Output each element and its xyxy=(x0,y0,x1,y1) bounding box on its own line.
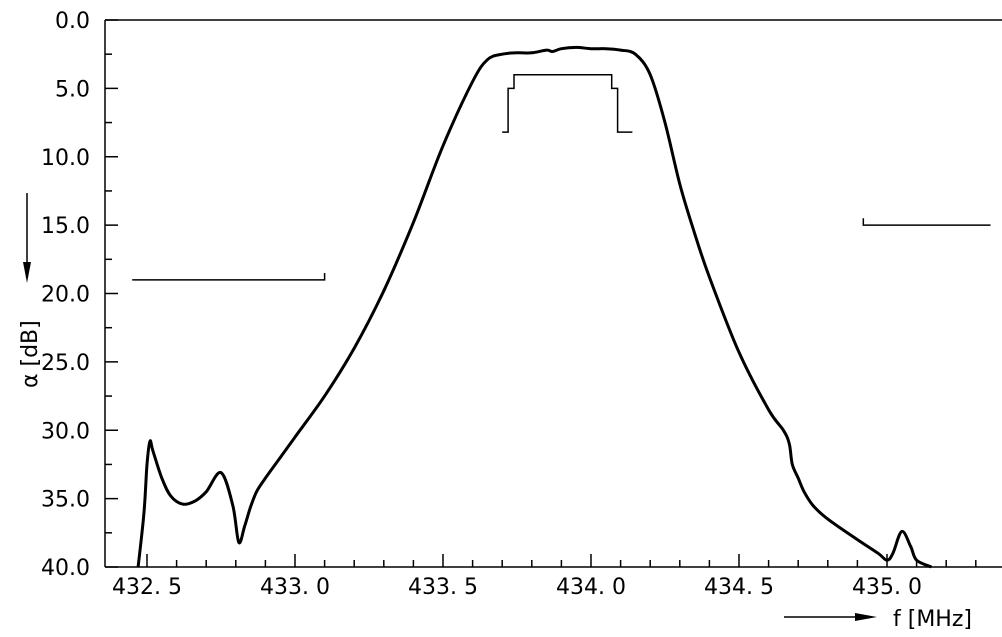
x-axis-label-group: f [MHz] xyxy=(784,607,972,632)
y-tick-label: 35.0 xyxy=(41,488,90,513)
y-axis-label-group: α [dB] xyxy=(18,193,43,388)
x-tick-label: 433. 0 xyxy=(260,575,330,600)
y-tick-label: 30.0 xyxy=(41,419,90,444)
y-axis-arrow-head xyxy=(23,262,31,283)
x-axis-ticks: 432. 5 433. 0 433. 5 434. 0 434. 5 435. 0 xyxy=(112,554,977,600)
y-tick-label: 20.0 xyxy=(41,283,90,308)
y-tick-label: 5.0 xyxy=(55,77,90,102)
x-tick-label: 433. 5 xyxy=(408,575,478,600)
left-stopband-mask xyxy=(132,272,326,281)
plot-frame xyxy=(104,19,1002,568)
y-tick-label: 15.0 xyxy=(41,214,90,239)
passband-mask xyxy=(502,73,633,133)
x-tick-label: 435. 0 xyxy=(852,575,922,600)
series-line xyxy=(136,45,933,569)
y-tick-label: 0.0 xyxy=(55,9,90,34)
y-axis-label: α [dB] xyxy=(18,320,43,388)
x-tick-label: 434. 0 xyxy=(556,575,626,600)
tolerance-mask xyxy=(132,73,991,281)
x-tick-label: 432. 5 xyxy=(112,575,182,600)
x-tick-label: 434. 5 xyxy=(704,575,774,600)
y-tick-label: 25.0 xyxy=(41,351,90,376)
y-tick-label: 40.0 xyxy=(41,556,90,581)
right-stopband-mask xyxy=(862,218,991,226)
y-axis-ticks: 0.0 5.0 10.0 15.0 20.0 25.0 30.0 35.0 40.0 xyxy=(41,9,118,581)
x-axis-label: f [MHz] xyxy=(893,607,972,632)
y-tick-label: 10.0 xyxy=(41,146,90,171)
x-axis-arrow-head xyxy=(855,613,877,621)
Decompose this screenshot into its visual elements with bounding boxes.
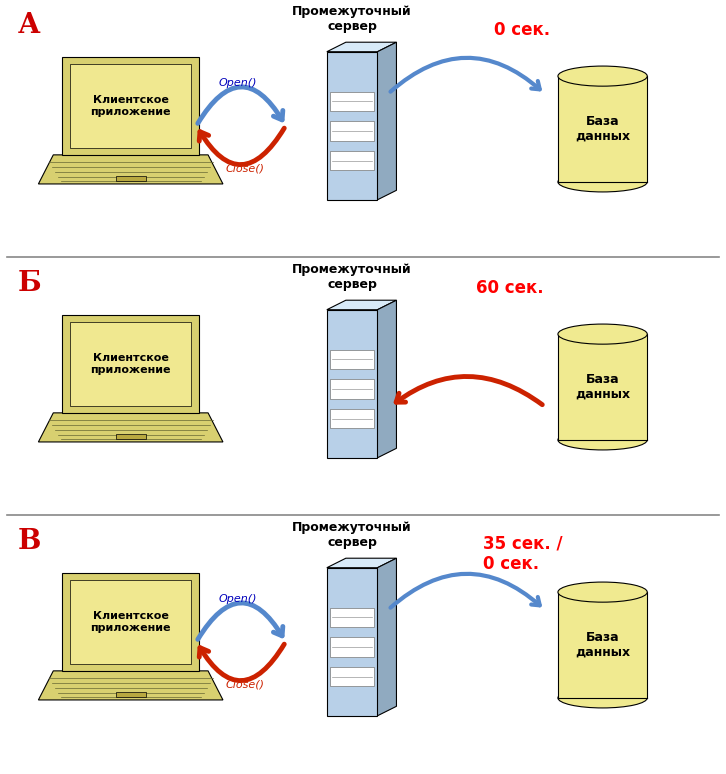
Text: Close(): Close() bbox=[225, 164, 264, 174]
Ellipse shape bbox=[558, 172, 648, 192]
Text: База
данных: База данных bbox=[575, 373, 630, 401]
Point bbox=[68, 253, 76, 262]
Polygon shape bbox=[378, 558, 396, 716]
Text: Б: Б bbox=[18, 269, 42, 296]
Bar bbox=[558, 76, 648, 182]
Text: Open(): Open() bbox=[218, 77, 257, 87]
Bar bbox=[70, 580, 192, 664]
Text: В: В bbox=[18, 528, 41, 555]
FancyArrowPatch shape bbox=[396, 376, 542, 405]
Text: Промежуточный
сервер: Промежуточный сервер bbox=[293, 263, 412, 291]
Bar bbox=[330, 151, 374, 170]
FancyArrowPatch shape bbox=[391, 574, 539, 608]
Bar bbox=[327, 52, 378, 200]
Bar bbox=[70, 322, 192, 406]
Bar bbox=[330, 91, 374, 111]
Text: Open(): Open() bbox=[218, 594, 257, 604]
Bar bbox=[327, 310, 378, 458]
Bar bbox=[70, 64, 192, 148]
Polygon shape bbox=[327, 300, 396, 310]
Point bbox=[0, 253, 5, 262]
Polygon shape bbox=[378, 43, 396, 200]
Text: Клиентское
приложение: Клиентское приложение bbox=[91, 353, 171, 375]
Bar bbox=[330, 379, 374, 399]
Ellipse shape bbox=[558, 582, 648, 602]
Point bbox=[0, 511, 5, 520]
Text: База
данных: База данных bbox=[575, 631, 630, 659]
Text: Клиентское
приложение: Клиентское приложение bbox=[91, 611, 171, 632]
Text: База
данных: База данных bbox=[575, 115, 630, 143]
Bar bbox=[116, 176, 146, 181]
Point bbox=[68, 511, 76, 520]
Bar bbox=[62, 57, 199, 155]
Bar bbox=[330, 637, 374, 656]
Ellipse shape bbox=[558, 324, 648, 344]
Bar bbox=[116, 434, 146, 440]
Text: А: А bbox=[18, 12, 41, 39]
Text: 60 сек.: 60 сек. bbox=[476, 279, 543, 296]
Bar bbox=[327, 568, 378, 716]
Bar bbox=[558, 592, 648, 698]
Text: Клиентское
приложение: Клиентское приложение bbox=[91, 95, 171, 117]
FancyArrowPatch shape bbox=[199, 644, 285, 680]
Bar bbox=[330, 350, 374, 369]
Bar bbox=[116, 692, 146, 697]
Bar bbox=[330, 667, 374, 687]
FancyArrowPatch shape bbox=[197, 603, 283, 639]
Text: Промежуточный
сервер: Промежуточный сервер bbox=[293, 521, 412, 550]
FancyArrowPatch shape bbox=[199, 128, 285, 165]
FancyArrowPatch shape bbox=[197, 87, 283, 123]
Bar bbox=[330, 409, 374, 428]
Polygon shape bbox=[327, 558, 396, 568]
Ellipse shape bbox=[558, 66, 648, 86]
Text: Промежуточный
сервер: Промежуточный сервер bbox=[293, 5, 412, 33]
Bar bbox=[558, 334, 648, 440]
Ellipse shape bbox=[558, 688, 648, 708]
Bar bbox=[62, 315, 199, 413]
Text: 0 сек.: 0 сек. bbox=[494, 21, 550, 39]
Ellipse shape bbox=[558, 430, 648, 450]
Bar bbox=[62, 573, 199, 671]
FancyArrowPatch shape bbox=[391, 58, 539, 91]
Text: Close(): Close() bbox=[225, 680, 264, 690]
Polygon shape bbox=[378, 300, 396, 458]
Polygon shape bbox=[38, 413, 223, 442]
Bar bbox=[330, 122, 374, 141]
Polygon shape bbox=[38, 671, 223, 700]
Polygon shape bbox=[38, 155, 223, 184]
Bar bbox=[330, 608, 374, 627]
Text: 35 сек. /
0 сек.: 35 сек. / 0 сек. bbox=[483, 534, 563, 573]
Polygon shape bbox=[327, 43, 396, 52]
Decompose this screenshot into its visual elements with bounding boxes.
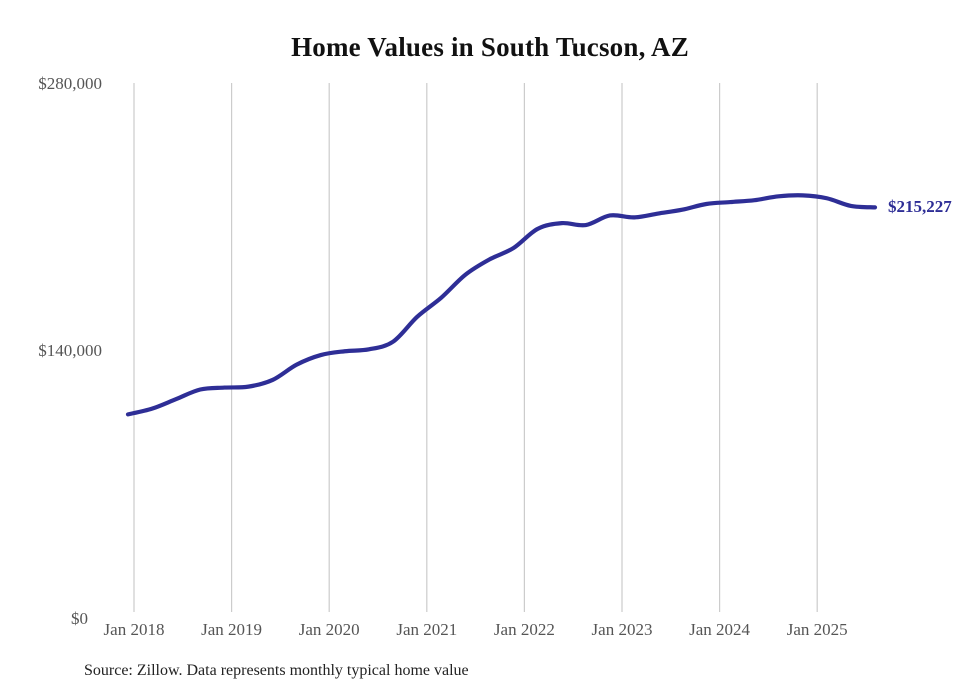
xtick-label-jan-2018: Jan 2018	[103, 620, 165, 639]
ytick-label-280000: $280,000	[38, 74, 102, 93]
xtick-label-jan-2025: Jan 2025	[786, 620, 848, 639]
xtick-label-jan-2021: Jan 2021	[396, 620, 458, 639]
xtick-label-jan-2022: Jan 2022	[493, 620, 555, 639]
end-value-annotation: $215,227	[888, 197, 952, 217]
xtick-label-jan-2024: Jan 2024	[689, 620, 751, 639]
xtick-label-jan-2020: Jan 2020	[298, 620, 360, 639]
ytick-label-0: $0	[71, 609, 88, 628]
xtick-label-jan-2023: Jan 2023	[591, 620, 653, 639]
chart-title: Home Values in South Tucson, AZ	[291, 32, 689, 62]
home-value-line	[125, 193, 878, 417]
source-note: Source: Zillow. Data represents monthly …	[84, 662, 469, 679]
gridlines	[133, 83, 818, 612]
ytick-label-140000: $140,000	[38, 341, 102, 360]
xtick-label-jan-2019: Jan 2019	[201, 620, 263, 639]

------------------------------------------------------------

Present every line above as a numbered list, skipping any blank lines and leaving the pictures out.

1. Output each element and its xyxy=(x0,y0,x1,y1) bounding box on its own line.
2. x-axis-label-group: f [MHz] xyxy=(784,607,972,632)
3. y-tick-label: 35.0 xyxy=(41,488,90,513)
4. y-axis-label-group: α [dB] xyxy=(18,193,43,388)
5. x-tick-label: 433. 0 xyxy=(260,575,330,600)
6. y-tick-label: 30.0 xyxy=(41,419,90,444)
7. y-axis-arrow-head xyxy=(23,262,31,283)
8. x-axis-ticks: 432. 5 433. 0 433. 5 434. 0 434. 5 435. 0 xyxy=(112,554,977,600)
9. y-tick-label: 20.0 xyxy=(41,283,90,308)
10. y-tick-label: 5.0 xyxy=(55,77,90,102)
11. x-tick-label: 433. 5 xyxy=(408,575,478,600)
12. left-stopband-mask xyxy=(132,272,326,281)
13. plot-frame xyxy=(104,19,1002,568)
14. y-tick-label: 15.0 xyxy=(41,214,90,239)
15. passband-mask xyxy=(502,73,633,133)
16. x-tick-label: 435. 0 xyxy=(852,575,922,600)
17. series-line xyxy=(136,45,933,569)
18. y-tick-label: 0.0 xyxy=(55,9,90,34)
19. y-axis-label: α [dB] xyxy=(18,320,43,388)
20. x-tick-label: 434. 0 xyxy=(556,575,626,600)
21. tolerance-mask xyxy=(132,73,991,281)
22. x-tick-label: 432. 5 xyxy=(112,575,182,600)
23. x-tick-label: 434. 5 xyxy=(704,575,774,600)
24. y-tick-label: 25.0 xyxy=(41,351,90,376)
25. y-tick-label: 40.0 xyxy=(41,556,90,581)
26. right-stopband-mask xyxy=(862,218,991,226)
27. y-axis-ticks: 0.0 5.0 10.0 15.0 20.0 25.0 30.0 35.0 40.0 xyxy=(41,9,118,581)
28. x-axis-label: f [MHz] xyxy=(893,607,972,632)
29. y-tick-label: 10.0 xyxy=(41,146,90,171)
30. x-axis-arrow-head xyxy=(855,613,877,621)
31. Decompose this screenshot into its visual elements with bounding boxes.
32. Text: Close(): Close() bbox=[225, 164, 264, 174]
33. Ellipse shape bbox=[558, 172, 648, 192]
34. Text: База
35. данных: База данных bbox=[575, 373, 630, 401]
36. Point bbox=[68, 253, 76, 262]
37. Polygon shape bbox=[378, 558, 396, 716]
38. Text: Б: Б bbox=[18, 269, 42, 296]
39. Bar bbox=[558, 76, 648, 182]
40. Text: Open(): Open() bbox=[218, 77, 257, 87]
41. Bar bbox=[70, 580, 192, 664]
42. Text: В: В bbox=[18, 528, 41, 555]
43. FancyArrowPatch shape bbox=[396, 376, 542, 405]
44. Text: Промежуточный
45. сервер: Промежуточный сервер bbox=[293, 263, 412, 291]
46. Bar bbox=[330, 151, 374, 170]
47. FancyArrowPatch shape bbox=[391, 574, 539, 608]
48. Bar bbox=[327, 52, 378, 200]
49. Bar bbox=[70, 322, 192, 406]
50. Bar bbox=[330, 91, 374, 111]
51. Text: Open(): Open() bbox=[218, 594, 257, 604]
52. Bar bbox=[327, 310, 378, 458]
53. Bar bbox=[70, 64, 192, 148]
54. Polygon shape bbox=[327, 300, 396, 310]
55. Point bbox=[0, 253, 5, 262]
56. Polygon shape bbox=[378, 43, 396, 200]
57. Text: Клиентское
58. приложение: Клиентское приложение bbox=[91, 353, 171, 375]
59. Bar bbox=[330, 379, 374, 399]
60. Ellipse shape bbox=[558, 582, 648, 602]
61. Point bbox=[0, 511, 5, 520]
62. Text: База
63. данных: База данных bbox=[575, 631, 630, 659]
64. Text: Клиентское
65. приложение: Клиентское приложение bbox=[91, 611, 171, 632]
66. Text: База
67. данных: База данных bbox=[575, 115, 630, 143]
68. Bar bbox=[116, 176, 146, 181]
69. Point bbox=[68, 511, 76, 520]
70. Bar bbox=[62, 57, 199, 155]
71. Bar bbox=[330, 637, 374, 656]
72. Ellipse shape bbox=[558, 324, 648, 344]
73. Bar bbox=[116, 434, 146, 440]
74. Text: А: А bbox=[18, 12, 41, 39]
75. Text: 60 сек.: 60 сек. bbox=[476, 279, 543, 296]
76. Bar bbox=[327, 568, 378, 716]
77. Bar bbox=[558, 592, 648, 698]
78. Text: Клиентское
79. приложение: Клиентское приложение bbox=[91, 95, 171, 117]
80. FancyArrowPatch shape bbox=[199, 644, 285, 680]
81. Bar bbox=[330, 350, 374, 369]
82. Bar bbox=[116, 692, 146, 697]
83. Bar bbox=[330, 667, 374, 687]
84. FancyArrowPatch shape bbox=[197, 603, 283, 639]
85. Text: Промежуточный
86. сервер: Промежуточный сервер bbox=[293, 521, 412, 550]
87. FancyArrowPatch shape bbox=[199, 128, 285, 165]
88. FancyArrowPatch shape bbox=[197, 87, 283, 123]
89. Bar bbox=[330, 409, 374, 428]
90. Polygon shape bbox=[327, 558, 396, 568]
91. Ellipse shape bbox=[558, 66, 648, 86]
92. Text: Промежуточный
93. сервер: Промежуточный сервер bbox=[293, 5, 412, 33]
94. Bar bbox=[558, 334, 648, 440]
95. Ellipse shape bbox=[558, 688, 648, 708]
96. Bar bbox=[62, 315, 199, 413]
97. Text: 0 сек.: 0 сек. bbox=[494, 21, 550, 39]
98. Ellipse shape bbox=[558, 430, 648, 450]
99. Bar bbox=[62, 573, 199, 671]
100. FancyArrowPatch shape bbox=[391, 58, 539, 91]
101. Text: Close(): Close() bbox=[225, 680, 264, 690]
102. Polygon shape bbox=[378, 300, 396, 458]
103. Polygon shape bbox=[38, 413, 223, 442]
104. Bar bbox=[330, 122, 374, 141]
105. Polygon shape bbox=[38, 671, 223, 700]
106. Polygon shape bbox=[38, 155, 223, 184]
107. Bar bbox=[330, 608, 374, 627]
108. Text: 35 сек. /
109. 0 сек.: 35 сек. / 0 сек. bbox=[483, 534, 563, 573]
110. Polygon shape bbox=[327, 43, 396, 52]
111. Decompose this screenshot into its visual elements with bounding boxes.
112. xtick-label-jan-2018: Jan 2018	[103, 620, 165, 639]
113. ytick-label-280000: $280,000	[38, 74, 102, 93]
114. xtick-label-jan-2025: Jan 2025	[786, 620, 848, 639]
115. xtick-label-jan-2021: Jan 2021	[396, 620, 458, 639]
116. xtick-label-jan-2022: Jan 2022	[493, 620, 555, 639]
117. end-value-annotation: $215,227	[888, 197, 952, 217]
118. xtick-label-jan-2024: Jan 2024	[689, 620, 751, 639]
119. xtick-label-jan-2020: Jan 2020	[298, 620, 360, 639]
120. ytick-label-0: $0	[71, 609, 88, 628]
121. xtick-label-jan-2023: Jan 2023	[591, 620, 653, 639]
122. chart-title: Home Values in South Tucson, AZ	[291, 32, 689, 62]
123. home-value-line	[125, 193, 878, 417]
124. source-note: Source: Zillow. Data represents monthly …	[84, 662, 469, 679]
125. gridlines	[133, 83, 818, 612]
126. ytick-label-140000: $140,000	[38, 341, 102, 360]
127. xtick-label-jan-2019: Jan 2019	[201, 620, 263, 639]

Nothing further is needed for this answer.